*OBJECTIVE:*
Report how many lines in the data below contain the string "page". Give only the number.

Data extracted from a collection
==========

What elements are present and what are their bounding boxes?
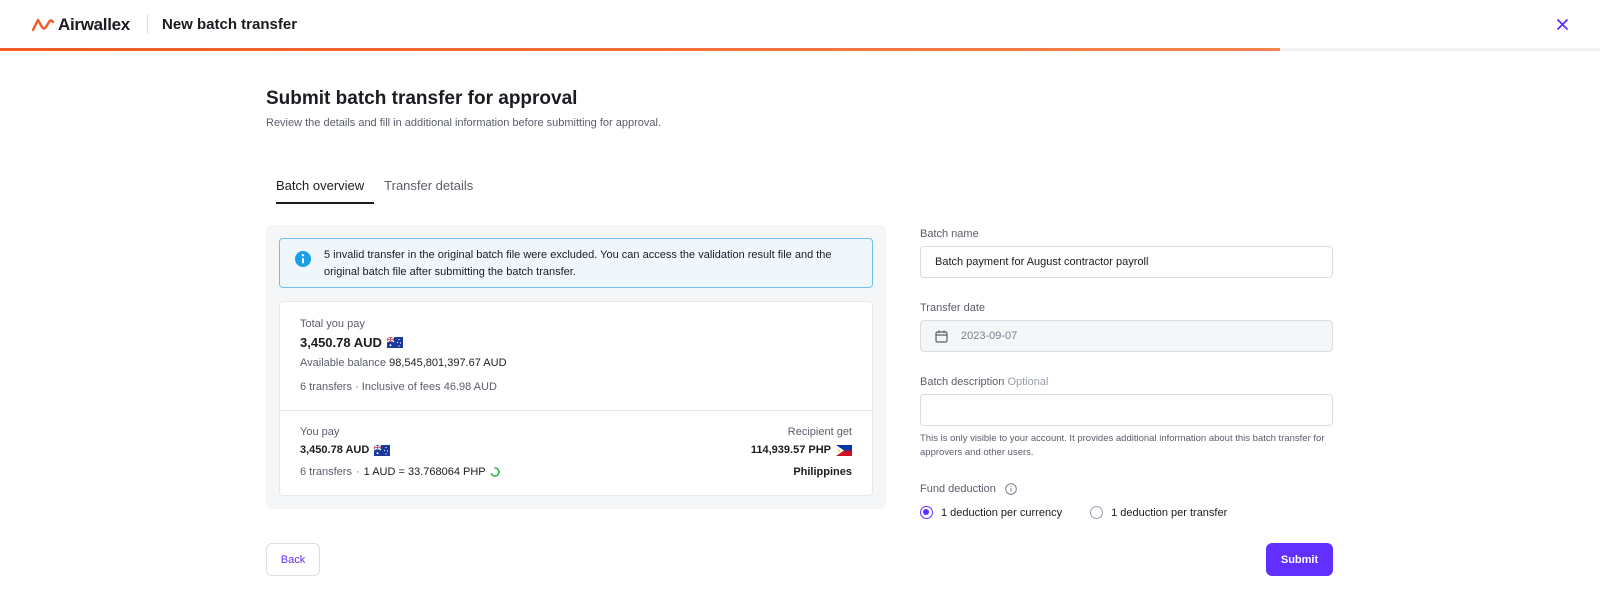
top-bar: Airwallex New batch transfer	[0, 0, 1600, 48]
batch-description-helper: This is only visible to your account. It…	[920, 433, 1325, 458]
radio-per-currency[interactable]: 1 deduction per currency	[920, 506, 1062, 519]
airwallex-logo[interactable]: Airwallex	[32, 15, 130, 35]
exchange-rate-line: 6 transfers · 1 AUD = 33.768064 PHP	[300, 466, 500, 478]
you-pay-value: 3,450.78 AUD	[300, 444, 370, 456]
you-pay-amount: 3,450.78 AUD	[300, 444, 391, 456]
info-icon	[295, 251, 311, 267]
batch-description-label: Batch description Optional	[920, 376, 1048, 388]
separator-dot: ·	[355, 381, 362, 393]
philippines-flag-icon	[836, 444, 852, 456]
airwallex-logo-icon	[32, 18, 54, 32]
transfer-date-label: Transfer date	[920, 302, 986, 314]
close-icon	[1556, 18, 1568, 30]
rate-transfer-count: 6 transfers	[300, 466, 352, 478]
close-button[interactable]	[1552, 14, 1572, 34]
batch-overview-panel: 5 invalid transfer in the original batch…	[266, 225, 886, 509]
page-title: Submit batch transfer for approval	[266, 88, 578, 109]
summary-card: Total you pay 3,450.78 AUD Available bal…	[279, 301, 873, 496]
brand-name: Airwallex	[58, 15, 130, 34]
radio-per-transfer-label: 1 deduction per transfer	[1111, 506, 1228, 519]
fund-deduction-label-text: Fund deduction	[920, 483, 996, 495]
transfer-date-value: 2023-09-07	[961, 330, 1018, 342]
progress-bar	[0, 48, 1280, 51]
page-header-title: New batch transfer	[162, 16, 298, 33]
header-divider	[147, 14, 148, 34]
info-circle-icon[interactable]	[1005, 483, 1017, 495]
rate-refresh-spinner-icon	[490, 467, 500, 477]
page-subtitle: Review the details and fill in additiona…	[266, 117, 661, 129]
calendar-icon	[935, 330, 948, 343]
recipient-get-label: Recipient get	[787, 426, 852, 438]
available-balance: Available balance 98,545,801,397.67 AUD	[300, 357, 507, 369]
radio-per-transfer[interactable]: 1 deduction per transfer	[1090, 506, 1227, 519]
radio-per-currency-label: 1 deduction per currency	[941, 506, 1063, 519]
total-amount: 3,450.78 AUD	[300, 335, 403, 350]
available-balance-value: 98,545,801,397.67 AUD	[389, 357, 507, 369]
fund-deduction-options: 1 deduction per currency 1 deduction per…	[920, 506, 1227, 519]
optional-tag: Optional	[1007, 376, 1049, 388]
alert-message: 5 invalid transfer in the original batch…	[324, 249, 832, 278]
tab-transfer-details[interactable]: Transfer details	[374, 172, 483, 204]
total-amount-value: 3,450.78 AUD	[300, 335, 382, 350]
tab-bar: Batch overview Transfer details	[266, 172, 483, 204]
tab-batch-overview[interactable]: Batch overview	[266, 172, 375, 204]
info-alert: 5 invalid transfer in the original batch…	[279, 238, 873, 288]
you-pay-label: You pay	[300, 426, 340, 438]
recipient-amount: 114,939.57 PHP	[751, 444, 852, 456]
batch-description-label-text: Batch description	[920, 376, 1005, 388]
summary-total-section: Total you pay 3,450.78 AUD Available bal…	[280, 302, 872, 411]
fees-line: 6 transfers · Inclusive of fees 46.98 AU…	[300, 381, 497, 393]
radio-button-checked[interactable]	[920, 506, 933, 519]
australia-flag-icon	[374, 444, 391, 456]
submit-button[interactable]: Submit	[1266, 543, 1333, 576]
transfer-count: 6 transfers	[300, 381, 352, 393]
fees-text: Inclusive of fees 46.98 AUD	[361, 381, 497, 393]
australia-flag-icon	[386, 337, 403, 348]
back-button[interactable]: Back	[266, 543, 320, 576]
batch-name-input[interactable]: Batch payment for August contractor payr…	[920, 246, 1333, 278]
transfer-date-field: 2023-09-07	[920, 320, 1333, 352]
recipient-amount-value: 114,939.57 PHP	[750, 444, 831, 456]
separator-dot: ·	[355, 466, 360, 478]
progress-track	[0, 48, 1600, 51]
exchange-rate: 1 AUD = 33.768064 PHP	[363, 466, 486, 478]
total-you-pay-label: Total you pay	[300, 318, 365, 330]
fund-deduction-label: Fund deduction	[920, 483, 1017, 495]
batch-description-input[interactable]	[920, 394, 1333, 426]
available-balance-label: Available balance	[300, 357, 387, 369]
batch-name-label: Batch name	[920, 228, 979, 240]
recipient-country: Philippines	[793, 466, 852, 478]
radio-button-unchecked[interactable]	[1090, 506, 1104, 519]
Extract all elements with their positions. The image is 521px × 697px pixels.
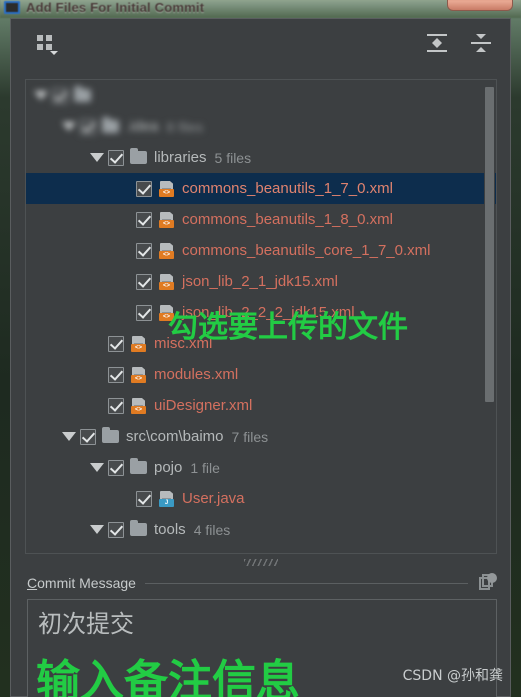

==========

*REPLY TO THE EXERCISE:*
3